> _Directions_
Which lines have the string "ylabel"? Copy all of them from the entries below.

> _Given records_
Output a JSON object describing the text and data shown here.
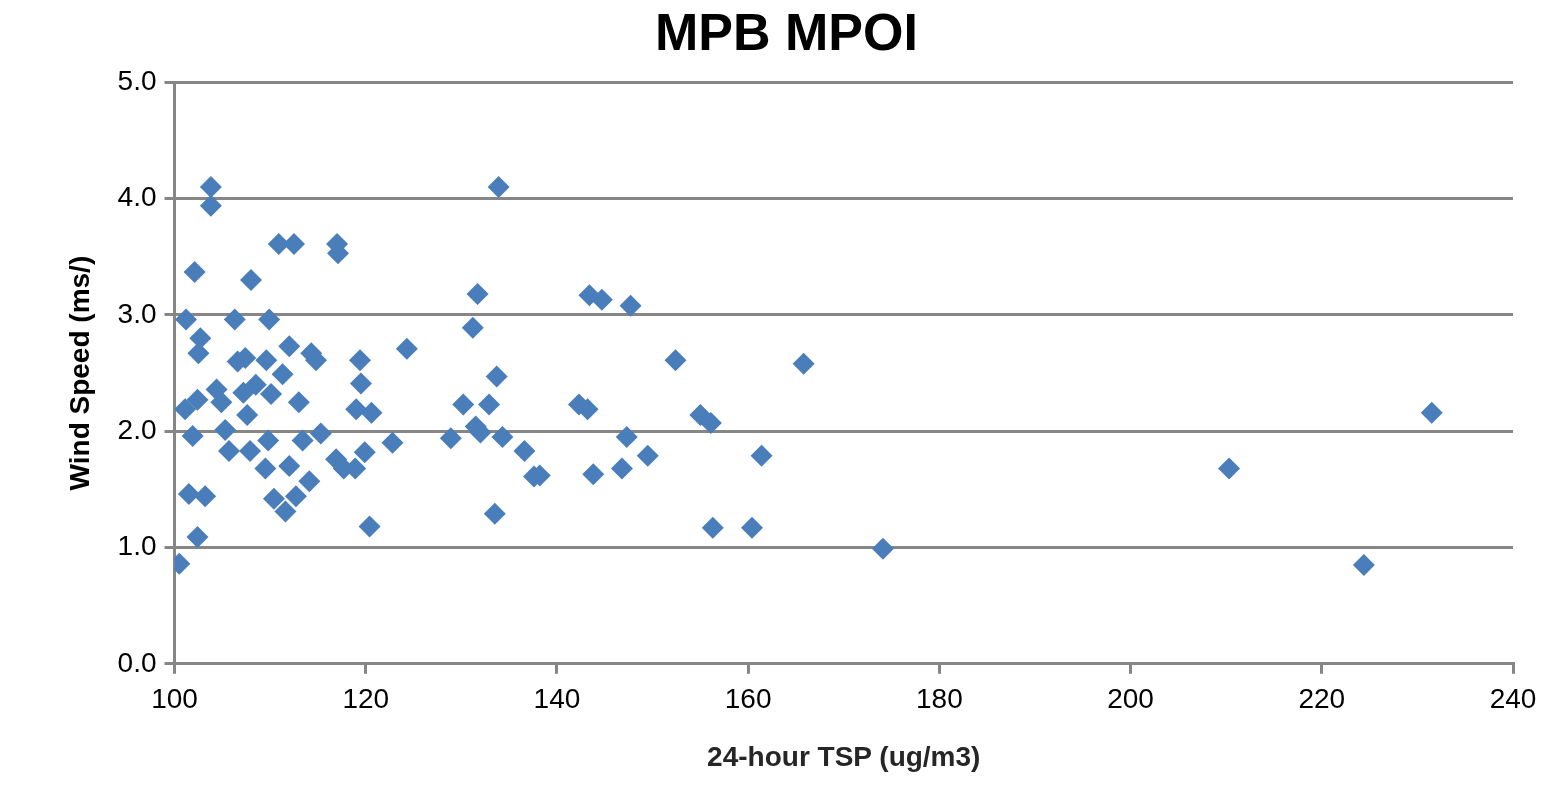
{
  "chart_data": {
    "type": "scatter",
    "title": "MPB MPOI",
    "xlabel": "24-hour TSP (ug/m3)",
    "ylabel": "Wind Speed (ms/)",
    "x": [
      100.5,
      101.2,
      101.1,
      101.5,
      102.1,
      102.4,
      101.9,
      102.5,
      102.7,
      102.4,
      103.2,
      103.8,
      103.8,
      104.4,
      104.9,
      105.3,
      105.7,
      106.3,
      106.6,
      107.2,
      107.4,
      107.6,
      108.0,
      107.9,
      108.5,
      109.6,
      109.8,
      109.9,
      110.1,
      109.5,
      110.4,
      110.9,
      111.3,
      111.6,
      112.0,
      112.0,
      112.5,
      112.7,
      113.0,
      113.4,
      114.1,
      114.3,
      114.8,
      115.3,
      116.9,
      117.0,
      117.1,
      117.7,
      118.9,
      119.0,
      119.4,
      119.5,
      119.9,
      120.4,
      120.6,
      122.8,
      124.3,
      128.9,
      130.2,
      131.2,
      131.7,
      131.5,
      132.0,
      132.9,
      133.5,
      133.7,
      133.9,
      134.3,
      136.6,
      137.6,
      138.2,
      142.3,
      143.2,
      143.4,
      143.8,
      144.7,
      147.3,
      147.7,
      146.8,
      149.5,
      152.4,
      155.0,
      156.1,
      156.3,
      160.4,
      161.4,
      165.8,
      174.1,
      210.3,
      224.4,
      231.5
    ],
    "series": [
      {
        "color": "#4a7ebb",
        "values": [
          0.86,
          2.96,
          2.19,
          1.46,
          3.37,
          1.09,
          1.96,
          2.67,
          2.8,
          2.27,
          1.44,
          4.1,
          3.94,
          2.36,
          2.25,
          2.01,
          1.83,
          2.96,
          2.6,
          2.33,
          2.63,
          2.14,
          3.3,
          1.83,
          2.4,
          2.61,
          1.92,
          2.96,
          2.32,
          1.68,
          1.42,
          3.61,
          2.49,
          1.31,
          1.7,
          2.73,
          3.61,
          1.44,
          2.25,
          1.92,
          1.57,
          2.67,
          2.61,
          1.98,
          1.76,
          3.61,
          3.53,
          1.68,
          1.68,
          2.19,
          2.61,
          2.41,
          1.82,
          1.18,
          2.16,
          1.9,
          2.71,
          1.94,
          2.23,
          2.89,
          3.18,
          2.04,
          1.99,
          2.23,
          1.29,
          2.47,
          4.1,
          1.95,
          1.83,
          1.61,
          1.62,
          2.23,
          2.19,
          3.17,
          1.63,
          3.13,
          1.95,
          3.08,
          1.68,
          1.79,
          2.61,
          2.14,
          2.07,
          1.17,
          1.17,
          1.79,
          2.58,
          0.99,
          1.68,
          0.85,
          2.16
        ]
      }
    ],
    "xlim": [
      100,
      240
    ],
    "xticks": [
      100,
      120,
      140,
      160,
      180,
      200,
      220,
      240
    ],
    "ylim": [
      0,
      5
    ],
    "yticks": [
      {
        "value": 0,
        "label": "0.0"
      },
      {
        "value": 1,
        "label": "1.0"
      },
      {
        "value": 2,
        "label": "2.0"
      },
      {
        "value": 3,
        "label": "3.0"
      },
      {
        "value": 4,
        "label": "4.0"
      },
      {
        "value": 5,
        "label": "5.0"
      }
    ],
    "grid": "y",
    "marker": "diamond",
    "legend": false
  }
}
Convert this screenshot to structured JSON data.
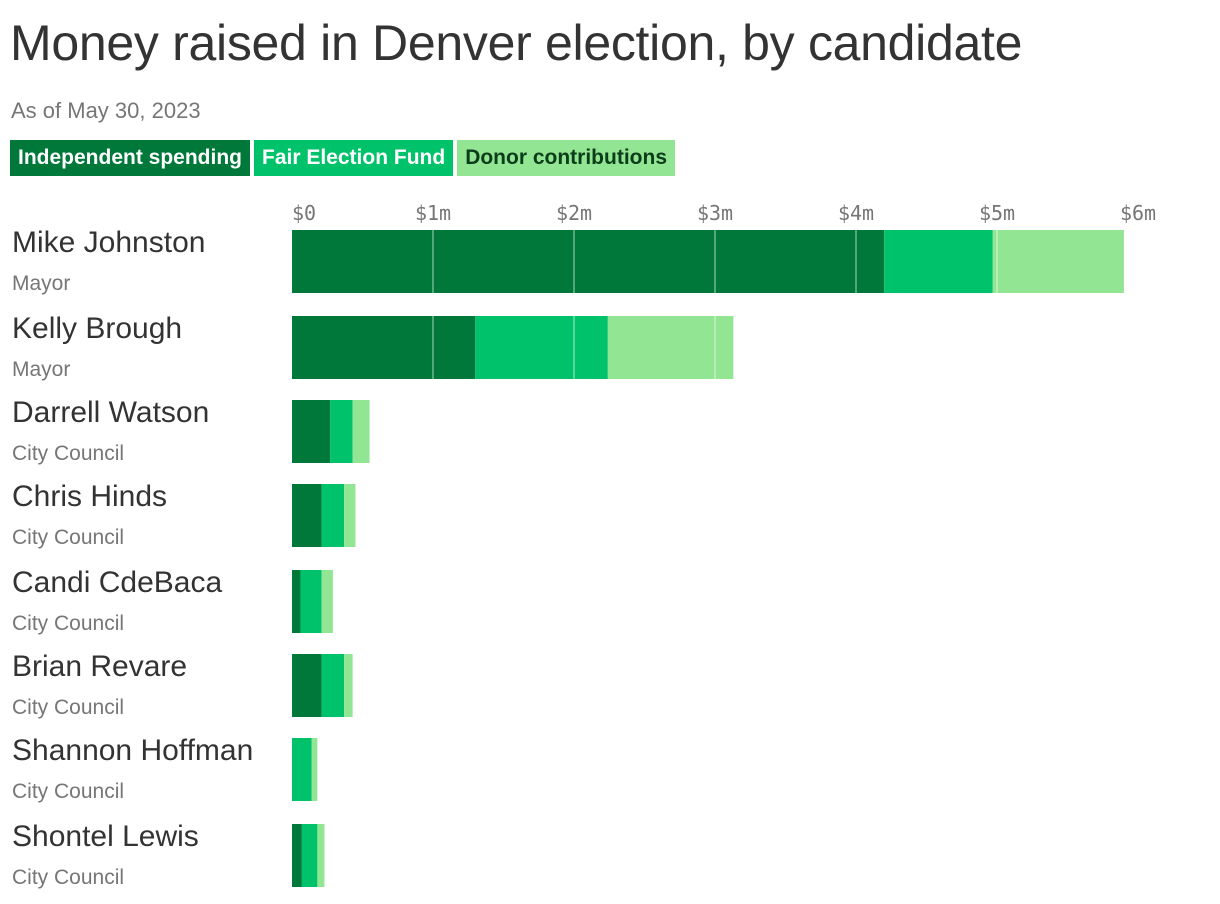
{
  "title": "Money raised in Denver election, by candidate",
  "subtitle": "As of May 30, 2023",
  "legend": [
    {
      "label": "Independent spending",
      "color": "#00783a",
      "text_color": "#ffffff"
    },
    {
      "label": "Fair Election Fund",
      "color": "#00c26a",
      "text_color": "#ffffff"
    },
    {
      "label": "Donor contributions",
      "color": "#92e592",
      "text_color": "#0b3d1a"
    }
  ],
  "chart_data": {
    "type": "bar",
    "orientation": "horizontal",
    "stacked": true,
    "xlim": [
      0,
      6000000
    ],
    "x_ticks": [
      {
        "value": 0,
        "label": "$0"
      },
      {
        "value": 1000000,
        "label": "$1m"
      },
      {
        "value": 2000000,
        "label": "$2m"
      },
      {
        "value": 3000000,
        "label": "$3m"
      },
      {
        "value": 4000000,
        "label": "$4m"
      },
      {
        "value": 5000000,
        "label": "$5m"
      },
      {
        "value": 6000000,
        "label": "$6m"
      }
    ],
    "grid": true,
    "categories": [
      {
        "name": "Mike Johnston",
        "role": "Mayor"
      },
      {
        "name": "Kelly Brough",
        "role": "Mayor"
      },
      {
        "name": "Darrell Watson",
        "role": "City Council"
      },
      {
        "name": "Chris Hinds",
        "role": "City Council"
      },
      {
        "name": "Candi CdeBaca",
        "role": "City Council"
      },
      {
        "name": "Brian Revare",
        "role": "City Council"
      },
      {
        "name": "Shannon Hoffman",
        "role": "City Council"
      },
      {
        "name": "Shontel Lewis",
        "role": "City Council"
      }
    ],
    "series": [
      {
        "name": "Independent spending",
        "color": "#00783a",
        "values": [
          4200000,
          1300000,
          270000,
          210000,
          60000,
          210000,
          0,
          70000
        ]
      },
      {
        "name": "Fair Election Fund",
        "color": "#00c26a",
        "values": [
          770000,
          940000,
          160000,
          160000,
          150000,
          160000,
          140000,
          110000
        ]
      },
      {
        "name": "Donor contributions",
        "color": "#92e592",
        "values": [
          930000,
          890000,
          120000,
          80000,
          80000,
          60000,
          40000,
          50000
        ]
      }
    ]
  }
}
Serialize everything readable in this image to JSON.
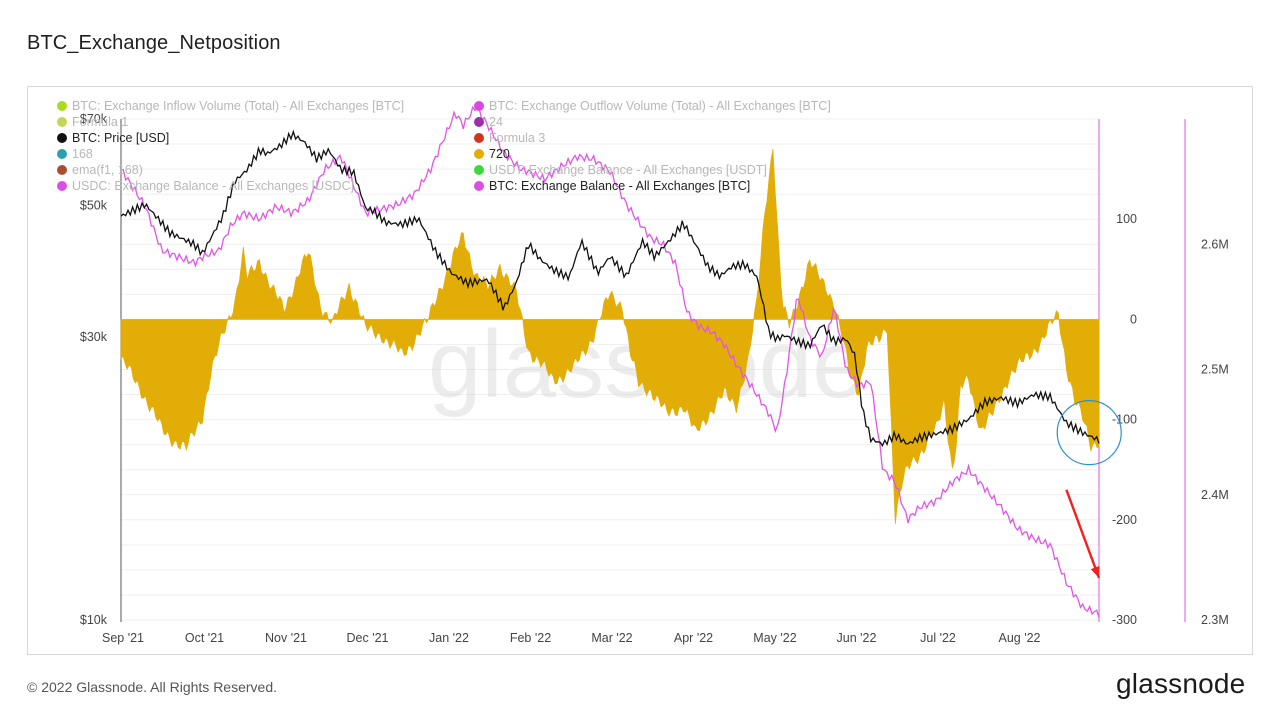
{
  "page": {
    "title": "BTC_Exchange_Netposition",
    "copyright": "© 2022 Glassnode. All Rights Reserved.",
    "brand": "glassnode",
    "watermark": "glassnode"
  },
  "colors": {
    "netposition": "#e3ad08",
    "price": "#111111",
    "balance": "#e055e8",
    "axis_magenta": "#e055e8",
    "annotation_arrow": "#f2201e",
    "annotation_circle": "#2b8fd6"
  },
  "chart_data": {
    "type": "mixed",
    "title": "BTC_Exchange_Netposition",
    "x_ticks": [
      "Sep '21",
      "Oct '21",
      "Nov '21",
      "Dec '21",
      "Jan '22",
      "Feb '22",
      "Mar '22",
      "Apr '22",
      "May '22",
      "Jun '22",
      "Jul '22",
      "Aug '22"
    ],
    "x_domain": [
      0,
      12
    ],
    "left_axis": {
      "scale": "log",
      "ticks": [
        "$10k",
        "$30k",
        "$50k",
        "$70k"
      ],
      "tick_values": [
        10000,
        30000,
        50000,
        70000
      ],
      "range": [
        10000,
        70000
      ]
    },
    "middle_axis": {
      "ticks": [
        "100",
        "0",
        "-100",
        "-200",
        "-300"
      ],
      "tick_values": [
        100,
        0,
        -100,
        -200,
        -300
      ],
      "range": [
        -300,
        200
      ]
    },
    "right_axis": {
      "ticks": [
        "2.6M",
        "2.5M",
        "2.4M",
        "2.3M"
      ],
      "tick_values": [
        2.6,
        2.5,
        2.4,
        2.3
      ],
      "range": [
        2.3,
        2.7
      ]
    },
    "legend": [
      {
        "label": "BTC: Exchange Inflow Volume (Total) - All Exchanges [BTC]",
        "color": "#aadc1e",
        "active": false
      },
      {
        "label": "BTC: Exchange Outflow Volume (Total) - All Exchanges [BTC]",
        "color": "#d949e0",
        "active": false
      },
      {
        "label": "Formula 1",
        "color": "#c8d45a",
        "active": false
      },
      {
        "label": "24",
        "color": "#9b2fa8",
        "active": false
      },
      {
        "label": "BTC: Price [USD]",
        "color": "#111111",
        "active": true
      },
      {
        "label": "Formula 3",
        "color": "#d0361c",
        "active": false
      },
      {
        "label": "168",
        "color": "#2aa0b0",
        "active": false
      },
      {
        "label": "720",
        "color": "#e3ad08",
        "active": true
      },
      {
        "label": "ema(f1, 168)",
        "color": "#a8502e",
        "active": false
      },
      {
        "label": "USDT: Exchange Balance - All Exchanges [USDT]",
        "color": "#3ed83e",
        "active": false
      },
      {
        "label": "USDC: Exchange Balance - All Exchanges [USDC]",
        "color": "#d94fe0",
        "active": false
      },
      {
        "label": "BTC: Exchange Balance - All Exchanges [BTC]",
        "color": "#d94fe0",
        "active": true
      }
    ],
    "series": [
      {
        "name": "720",
        "axis": "middle",
        "kind": "area",
        "x": [
          0,
          0.25,
          0.5,
          0.8,
          1.0,
          1.1,
          1.25,
          1.4,
          1.5,
          1.55,
          1.7,
          1.85,
          2.0,
          2.2,
          2.3,
          2.45,
          2.6,
          2.8,
          2.9,
          3.0,
          3.2,
          3.3,
          3.45,
          3.6,
          3.75,
          3.9,
          4.05,
          4.2,
          4.35,
          4.5,
          4.65,
          4.85,
          5.0,
          5.15,
          5.3,
          5.55,
          5.8,
          6.0,
          6.15,
          6.25,
          6.35,
          6.5,
          6.7,
          6.9,
          7.05,
          7.2,
          7.4,
          7.55,
          7.7,
          7.8,
          7.9,
          8.0,
          8.06,
          8.12,
          8.2,
          8.3,
          8.45,
          8.55,
          8.65,
          8.75,
          8.95,
          9.05,
          9.15,
          9.3,
          9.4,
          9.5,
          9.6,
          9.7,
          9.85,
          10.0,
          10.1,
          10.2,
          10.25,
          10.3,
          10.4,
          10.55,
          10.7,
          10.9,
          11.1,
          11.3,
          11.5,
          11.6,
          11.7,
          11.8,
          11.9,
          12.0
        ],
        "values": [
          -40,
          -70,
          -110,
          -130,
          -95,
          -55,
          -15,
          20,
          65,
          40,
          60,
          30,
          10,
          50,
          65,
          15,
          -5,
          35,
          15,
          -10,
          -15,
          -25,
          -35,
          -20,
          -5,
          30,
          55,
          85,
          45,
          30,
          55,
          25,
          -30,
          -45,
          -60,
          -50,
          -15,
          25,
          15,
          -35,
          -65,
          -70,
          -95,
          -85,
          -115,
          -95,
          -75,
          -85,
          -40,
          15,
          110,
          175,
          80,
          10,
          -5,
          20,
          55,
          45,
          35,
          15,
          -55,
          -70,
          -30,
          -20,
          -5,
          -200,
          -160,
          -140,
          -130,
          -110,
          -80,
          -150,
          -125,
          -70,
          -60,
          -110,
          -95,
          -55,
          -40,
          -20,
          5,
          -45,
          -80,
          -100,
          -125,
          -120
        ]
      },
      {
        "name": "BTC: Price [USD]",
        "axis": "left",
        "kind": "line",
        "x": [
          0,
          0.3,
          0.6,
          0.9,
          1.0,
          1.1,
          1.25,
          1.4,
          1.55,
          1.7,
          1.8,
          1.95,
          2.1,
          2.25,
          2.4,
          2.55,
          2.7,
          2.85,
          3.0,
          3.1,
          3.25,
          3.45,
          3.65,
          3.85,
          4.05,
          4.25,
          4.5,
          4.7,
          4.85,
          5.0,
          5.15,
          5.3,
          5.5,
          5.65,
          5.85,
          6.0,
          6.2,
          6.4,
          6.55,
          6.75,
          6.9,
          7.05,
          7.2,
          7.35,
          7.5,
          7.65,
          7.8,
          7.95,
          8.05,
          8.15,
          8.3,
          8.45,
          8.6,
          8.75,
          8.9,
          9.0,
          9.1,
          9.2,
          9.35,
          9.5,
          9.65,
          9.8,
          10.0,
          10.2,
          10.4,
          10.6,
          10.8,
          11.0,
          11.2,
          11.4,
          11.6,
          11.8,
          12.0
        ],
        "values": [
          48000,
          50200,
          45000,
          43000,
          41500,
          44000,
          48000,
          55000,
          57500,
          62000,
          61200,
          63000,
          66000,
          64000,
          60000,
          62000,
          57500,
          57000,
          49500,
          49000,
          46800,
          46500,
          47500,
          42000,
          38500,
          37000,
          37500,
          33500,
          37000,
          43000,
          40500,
          39000,
          37800,
          43500,
          38500,
          41000,
          38000,
          43500,
          41000,
          44000,
          46700,
          43000,
          39500,
          38000,
          39500,
          39800,
          38000,
          30500,
          29800,
          30200,
          29500,
          29000,
          31500,
          29500,
          29800,
          28000,
          22500,
          20200,
          19800,
          20500,
          19800,
          20300,
          20600,
          21000,
          21800,
          23300,
          23700,
          23200,
          24000,
          23800,
          21500,
          20700,
          20100
        ]
      },
      {
        "name": "BTC: Exchange Balance - All Exchanges [BTC]",
        "axis": "right",
        "kind": "line",
        "x": [
          0,
          0.3,
          0.5,
          0.7,
          0.9,
          1.0,
          1.2,
          1.35,
          1.5,
          1.7,
          1.9,
          2.1,
          2.3,
          2.5,
          2.7,
          2.9,
          3.0,
          3.2,
          3.4,
          3.6,
          3.8,
          3.9,
          4.0,
          4.1,
          4.2,
          4.35,
          4.5,
          4.7,
          4.9,
          5.0,
          5.2,
          5.4,
          5.6,
          5.8,
          6.0,
          6.2,
          6.35,
          6.5,
          6.65,
          6.8,
          6.95,
          7.1,
          7.25,
          7.4,
          7.55,
          7.7,
          7.85,
          7.95,
          8.05,
          8.15,
          8.3,
          8.45,
          8.6,
          8.75,
          8.9,
          9.05,
          9.2,
          9.35,
          9.5,
          9.65,
          9.8,
          10.0,
          10.2,
          10.4,
          10.6,
          10.8,
          11.0,
          11.2,
          11.4,
          11.6,
          11.8,
          12.0
        ],
        "values": [
          2.66,
          2.63,
          2.595,
          2.59,
          2.585,
          2.59,
          2.595,
          2.615,
          2.625,
          2.62,
          2.63,
          2.625,
          2.635,
          2.66,
          2.67,
          2.64,
          2.625,
          2.628,
          2.632,
          2.64,
          2.66,
          2.675,
          2.69,
          2.705,
          2.695,
          2.71,
          2.695,
          2.673,
          2.66,
          2.658,
          2.652,
          2.662,
          2.67,
          2.668,
          2.658,
          2.632,
          2.618,
          2.605,
          2.6,
          2.585,
          2.545,
          2.534,
          2.53,
          2.52,
          2.504,
          2.49,
          2.475,
          2.465,
          2.45,
          2.49,
          2.56,
          2.525,
          2.51,
          2.55,
          2.5,
          2.487,
          2.49,
          2.42,
          2.41,
          2.38,
          2.39,
          2.395,
          2.41,
          2.42,
          2.405,
          2.39,
          2.373,
          2.365,
          2.36,
          2.33,
          2.31,
          2.305
        ]
      }
    ],
    "annotations": [
      {
        "type": "arrow",
        "from_x": 11.6,
        "from_v": -170,
        "to_x": 12.0,
        "to_v": -258,
        "axis": "middle"
      },
      {
        "type": "circle",
        "center_x": 11.88,
        "center_v": -113,
        "axis": "middle"
      }
    ]
  }
}
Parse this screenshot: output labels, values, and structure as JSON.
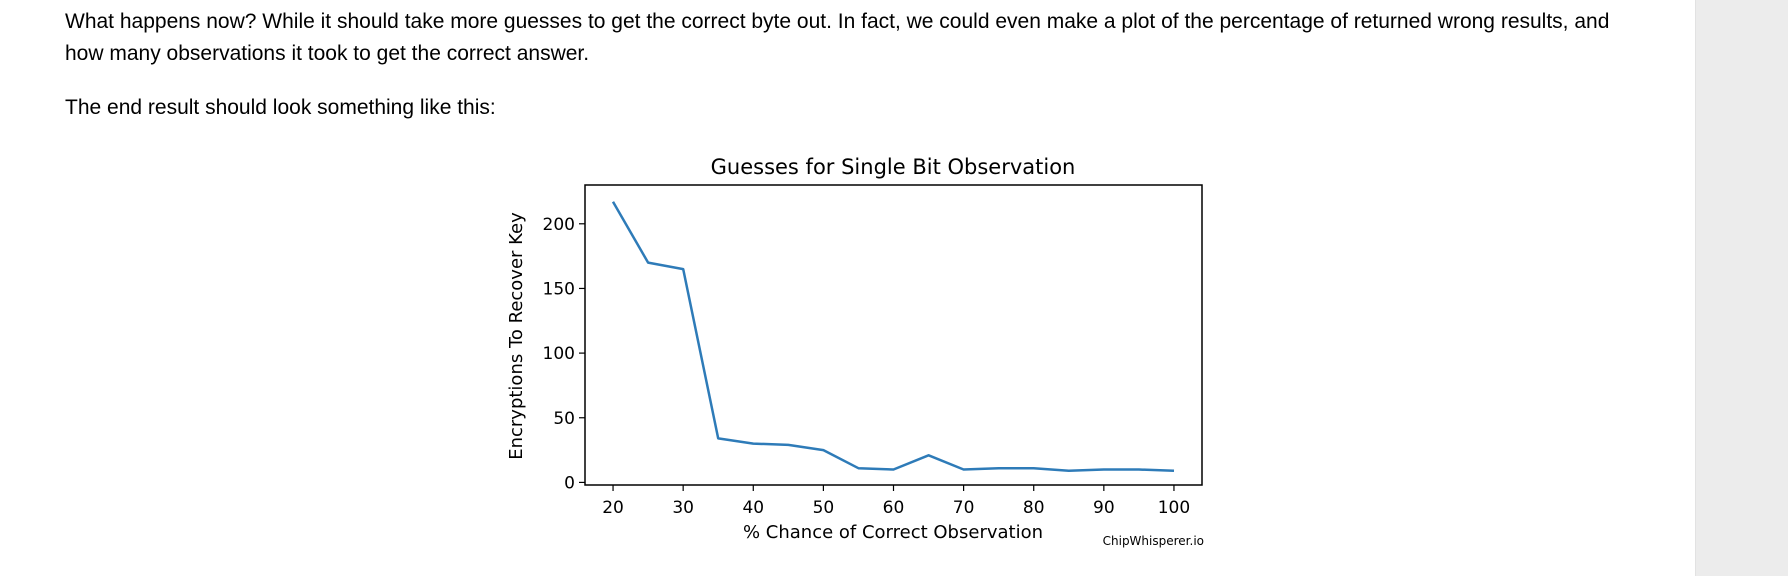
{
  "article": {
    "paragraph1": "What happens now? While it should take more guesses to get the correct byte out. In fact, we could even make a plot of the percentage of returned wrong results, and how many observations it took to get the correct answer.",
    "paragraph2": "The end result should look something like this:"
  },
  "figure": {
    "watermark": "ChipWhisperer.io"
  },
  "chart_data": {
    "type": "line",
    "title": "Guesses for Single Bit Observation",
    "xlabel": "% Chance of Correct Observation",
    "ylabel": "Encryptions To Recover Key",
    "xlim": [
      16,
      104
    ],
    "ylim": [
      -2,
      230
    ],
    "xticks": [
      20,
      30,
      40,
      50,
      60,
      70,
      80,
      90,
      100
    ],
    "yticks": [
      0,
      50,
      100,
      150,
      200
    ],
    "grid": false,
    "color": "#2e7bb8",
    "series": [
      {
        "x": [
          20,
          25,
          30,
          35,
          40,
          45,
          50,
          55,
          60,
          65,
          70,
          75,
          80,
          85,
          90,
          95,
          100
        ],
        "y": [
          217,
          170,
          165,
          34,
          30,
          29,
          25,
          11,
          10,
          21,
          10,
          11,
          11,
          9,
          10,
          10,
          9
        ]
      }
    ]
  }
}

> _Expected answer_
    "ylabel": "Wind Speed (ms/)",
    "ylabel": "Encryptions To Recover Key",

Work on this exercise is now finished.